- [Information provided]

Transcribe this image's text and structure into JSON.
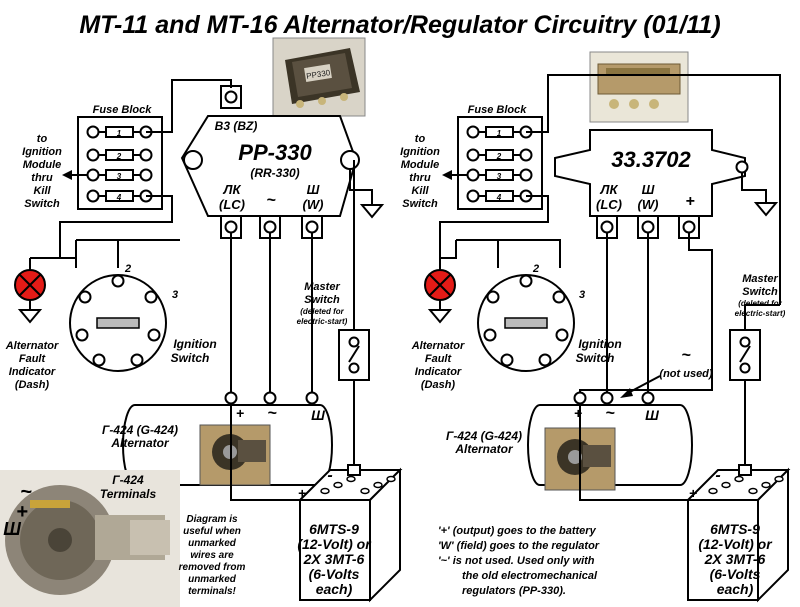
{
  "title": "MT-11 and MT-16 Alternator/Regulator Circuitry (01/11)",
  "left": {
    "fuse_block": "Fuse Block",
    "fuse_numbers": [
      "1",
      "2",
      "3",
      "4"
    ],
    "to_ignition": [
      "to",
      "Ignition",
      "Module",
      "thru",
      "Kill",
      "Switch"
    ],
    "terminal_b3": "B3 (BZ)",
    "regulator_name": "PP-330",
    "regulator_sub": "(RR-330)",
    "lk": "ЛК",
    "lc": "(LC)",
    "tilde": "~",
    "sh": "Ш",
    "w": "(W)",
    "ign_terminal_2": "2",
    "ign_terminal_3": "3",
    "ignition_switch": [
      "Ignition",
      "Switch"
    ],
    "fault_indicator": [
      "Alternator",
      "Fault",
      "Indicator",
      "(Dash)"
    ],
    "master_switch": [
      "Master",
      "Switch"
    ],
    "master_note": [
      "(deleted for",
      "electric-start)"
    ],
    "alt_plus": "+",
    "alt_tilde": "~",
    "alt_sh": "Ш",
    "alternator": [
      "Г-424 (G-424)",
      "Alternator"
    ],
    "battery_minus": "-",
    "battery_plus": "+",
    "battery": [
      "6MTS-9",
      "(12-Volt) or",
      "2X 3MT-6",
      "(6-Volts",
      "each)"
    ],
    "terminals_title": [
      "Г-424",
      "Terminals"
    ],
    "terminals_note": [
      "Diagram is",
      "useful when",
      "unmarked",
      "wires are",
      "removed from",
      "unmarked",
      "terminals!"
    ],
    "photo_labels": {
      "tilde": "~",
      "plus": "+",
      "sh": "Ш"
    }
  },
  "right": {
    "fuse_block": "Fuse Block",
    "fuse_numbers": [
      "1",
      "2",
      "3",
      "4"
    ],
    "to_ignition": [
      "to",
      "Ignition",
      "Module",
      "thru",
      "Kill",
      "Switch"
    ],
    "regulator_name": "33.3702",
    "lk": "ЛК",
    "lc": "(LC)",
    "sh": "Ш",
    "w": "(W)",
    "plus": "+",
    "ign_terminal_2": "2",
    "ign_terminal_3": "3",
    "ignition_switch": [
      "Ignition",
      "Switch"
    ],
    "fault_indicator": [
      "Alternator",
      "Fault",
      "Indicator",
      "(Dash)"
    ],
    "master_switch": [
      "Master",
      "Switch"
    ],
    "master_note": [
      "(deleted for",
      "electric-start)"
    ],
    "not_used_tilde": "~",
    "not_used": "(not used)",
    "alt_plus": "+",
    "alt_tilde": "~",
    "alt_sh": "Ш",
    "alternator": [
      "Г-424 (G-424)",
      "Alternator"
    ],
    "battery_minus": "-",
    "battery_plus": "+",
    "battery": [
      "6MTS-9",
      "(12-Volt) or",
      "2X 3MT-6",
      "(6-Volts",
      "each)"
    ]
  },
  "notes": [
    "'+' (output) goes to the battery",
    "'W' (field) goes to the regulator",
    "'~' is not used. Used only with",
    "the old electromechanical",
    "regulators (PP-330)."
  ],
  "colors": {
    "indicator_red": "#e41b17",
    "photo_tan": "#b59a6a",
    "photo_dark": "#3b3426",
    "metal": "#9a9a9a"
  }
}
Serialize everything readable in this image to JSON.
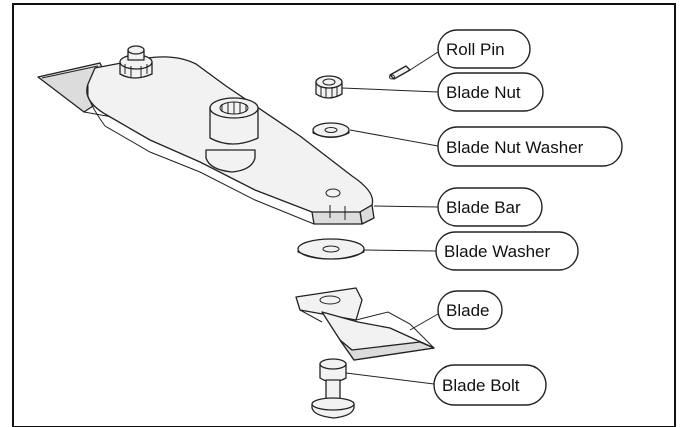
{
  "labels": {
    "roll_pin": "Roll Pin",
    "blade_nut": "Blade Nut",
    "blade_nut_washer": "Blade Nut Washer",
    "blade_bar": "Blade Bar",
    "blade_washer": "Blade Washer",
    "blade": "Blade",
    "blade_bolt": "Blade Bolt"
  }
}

==

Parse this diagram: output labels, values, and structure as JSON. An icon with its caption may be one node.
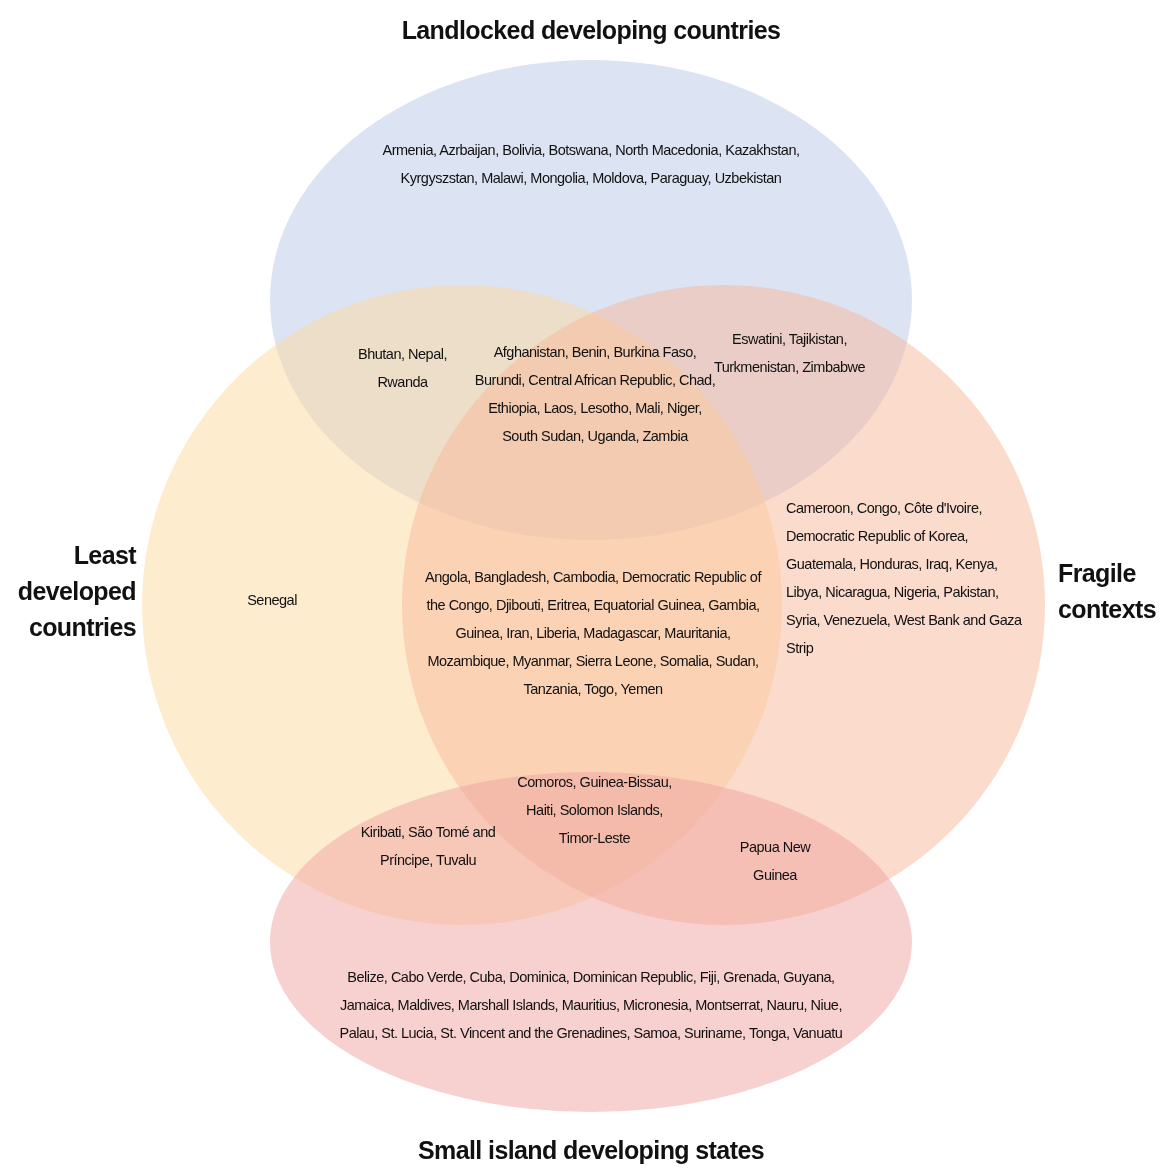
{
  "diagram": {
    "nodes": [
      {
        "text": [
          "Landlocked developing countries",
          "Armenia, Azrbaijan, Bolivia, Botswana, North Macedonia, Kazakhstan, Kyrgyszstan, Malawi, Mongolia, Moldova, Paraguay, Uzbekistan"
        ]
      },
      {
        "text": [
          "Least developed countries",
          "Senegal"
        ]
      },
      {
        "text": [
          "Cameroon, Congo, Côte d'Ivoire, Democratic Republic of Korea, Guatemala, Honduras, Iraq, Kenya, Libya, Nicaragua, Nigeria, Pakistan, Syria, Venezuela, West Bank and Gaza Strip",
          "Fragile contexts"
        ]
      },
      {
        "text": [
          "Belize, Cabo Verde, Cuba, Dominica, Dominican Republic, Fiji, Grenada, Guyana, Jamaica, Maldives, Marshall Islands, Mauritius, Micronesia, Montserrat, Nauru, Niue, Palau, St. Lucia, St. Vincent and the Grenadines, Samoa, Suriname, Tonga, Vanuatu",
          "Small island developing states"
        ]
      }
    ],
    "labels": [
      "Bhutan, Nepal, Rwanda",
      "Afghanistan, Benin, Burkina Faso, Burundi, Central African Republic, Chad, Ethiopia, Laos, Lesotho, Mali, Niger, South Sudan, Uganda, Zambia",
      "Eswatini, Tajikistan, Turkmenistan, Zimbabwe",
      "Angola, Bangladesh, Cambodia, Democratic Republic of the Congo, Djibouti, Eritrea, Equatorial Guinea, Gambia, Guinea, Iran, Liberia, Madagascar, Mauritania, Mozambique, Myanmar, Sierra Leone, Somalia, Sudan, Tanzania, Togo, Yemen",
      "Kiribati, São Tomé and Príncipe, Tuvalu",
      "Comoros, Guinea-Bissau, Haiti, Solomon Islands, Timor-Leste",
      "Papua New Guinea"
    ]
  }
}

---

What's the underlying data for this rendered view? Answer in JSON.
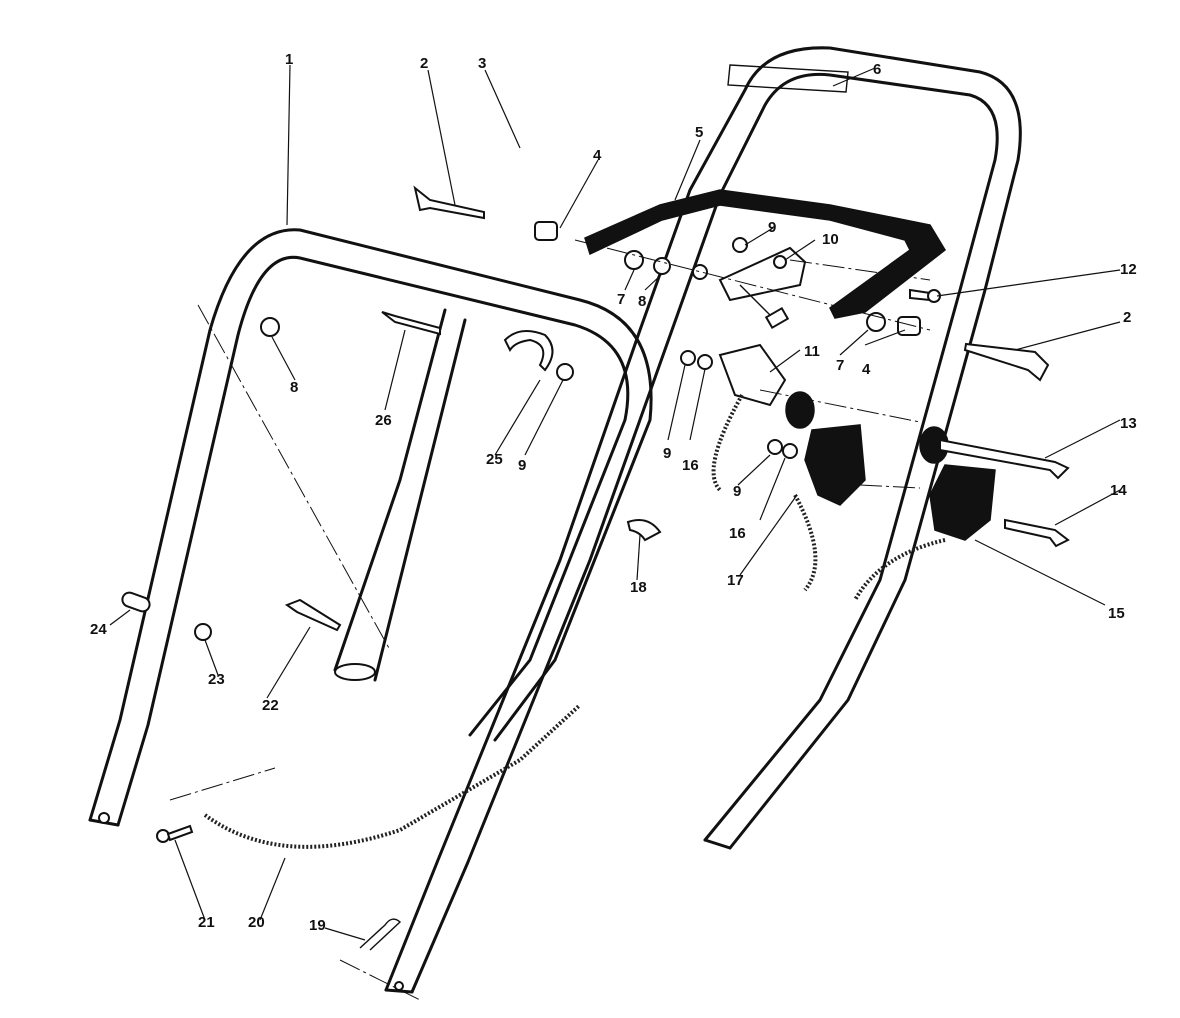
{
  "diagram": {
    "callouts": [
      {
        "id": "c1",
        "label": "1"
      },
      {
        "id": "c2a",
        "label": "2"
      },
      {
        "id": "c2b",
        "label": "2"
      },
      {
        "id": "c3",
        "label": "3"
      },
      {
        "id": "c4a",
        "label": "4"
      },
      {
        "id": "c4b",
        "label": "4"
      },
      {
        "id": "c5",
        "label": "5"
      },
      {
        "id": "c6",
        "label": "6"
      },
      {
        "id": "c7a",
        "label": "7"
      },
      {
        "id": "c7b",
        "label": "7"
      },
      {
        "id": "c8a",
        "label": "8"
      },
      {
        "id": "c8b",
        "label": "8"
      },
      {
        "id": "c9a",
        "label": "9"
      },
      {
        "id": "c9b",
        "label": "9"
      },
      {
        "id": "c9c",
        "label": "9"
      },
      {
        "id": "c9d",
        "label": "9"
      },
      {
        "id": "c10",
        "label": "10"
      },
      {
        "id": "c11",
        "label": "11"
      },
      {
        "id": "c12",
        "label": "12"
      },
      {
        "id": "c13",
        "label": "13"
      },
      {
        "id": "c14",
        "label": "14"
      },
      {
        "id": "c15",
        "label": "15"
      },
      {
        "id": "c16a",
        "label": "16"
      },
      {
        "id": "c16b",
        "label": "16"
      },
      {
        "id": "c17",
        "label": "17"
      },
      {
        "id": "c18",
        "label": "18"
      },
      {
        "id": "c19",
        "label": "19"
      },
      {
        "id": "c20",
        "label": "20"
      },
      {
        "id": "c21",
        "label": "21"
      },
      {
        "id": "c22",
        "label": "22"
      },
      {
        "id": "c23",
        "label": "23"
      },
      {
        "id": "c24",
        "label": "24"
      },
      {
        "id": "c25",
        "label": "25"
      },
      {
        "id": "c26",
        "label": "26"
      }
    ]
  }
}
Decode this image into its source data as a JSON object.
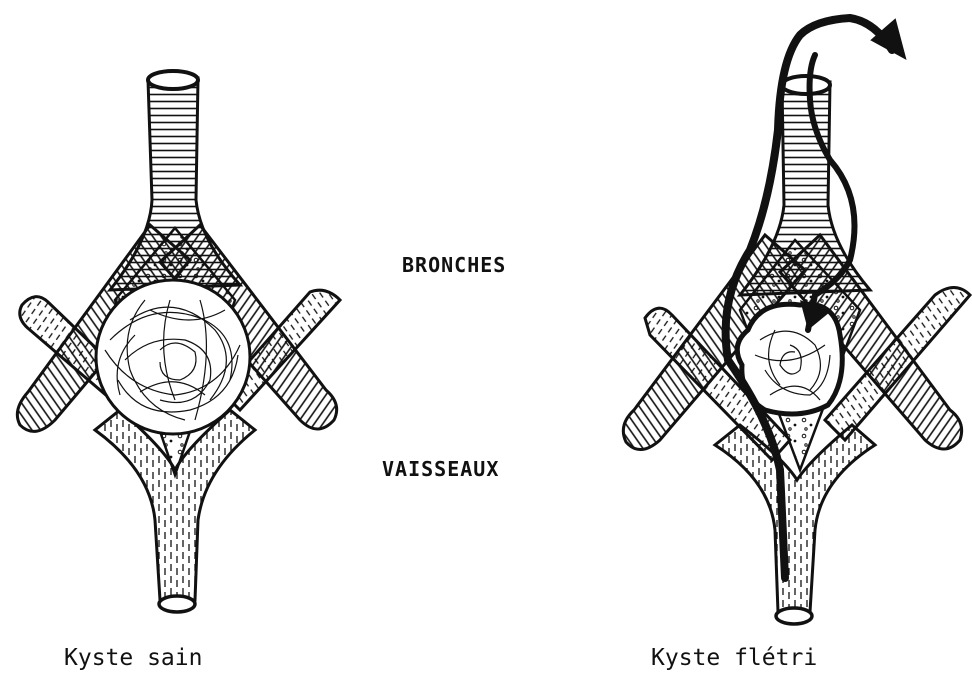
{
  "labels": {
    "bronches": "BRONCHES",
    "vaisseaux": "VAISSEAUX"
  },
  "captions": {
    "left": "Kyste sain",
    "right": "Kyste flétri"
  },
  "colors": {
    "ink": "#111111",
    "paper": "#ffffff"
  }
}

- [Task brief] How many of the lines above include the string "Islands"? Answer with the number only.

- [Answer to this task] 2